**Your task**:
Give back all of these lines with "element" swapped for "item" and nothing else changed.

--- Data section ---

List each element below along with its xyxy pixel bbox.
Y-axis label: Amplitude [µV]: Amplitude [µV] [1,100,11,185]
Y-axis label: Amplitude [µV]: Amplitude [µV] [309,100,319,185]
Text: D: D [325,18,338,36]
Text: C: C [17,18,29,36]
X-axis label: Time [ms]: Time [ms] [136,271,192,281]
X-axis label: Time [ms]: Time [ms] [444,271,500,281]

---

**Solution for this exercise**:
List each item below along with its xyxy pixel bbox.
Y-axis label: Amplitude [µV]: Amplitude [µV] [1,100,11,185]
Y-axis label: Amplitude [µV]: Amplitude [µV] [309,100,319,185]
Text: D: D [325,18,338,36]
Text: C: C [17,18,29,36]
X-axis label: Time [ms]: Time [ms] [136,271,192,281]
X-axis label: Time [ms]: Time [ms] [444,271,500,281]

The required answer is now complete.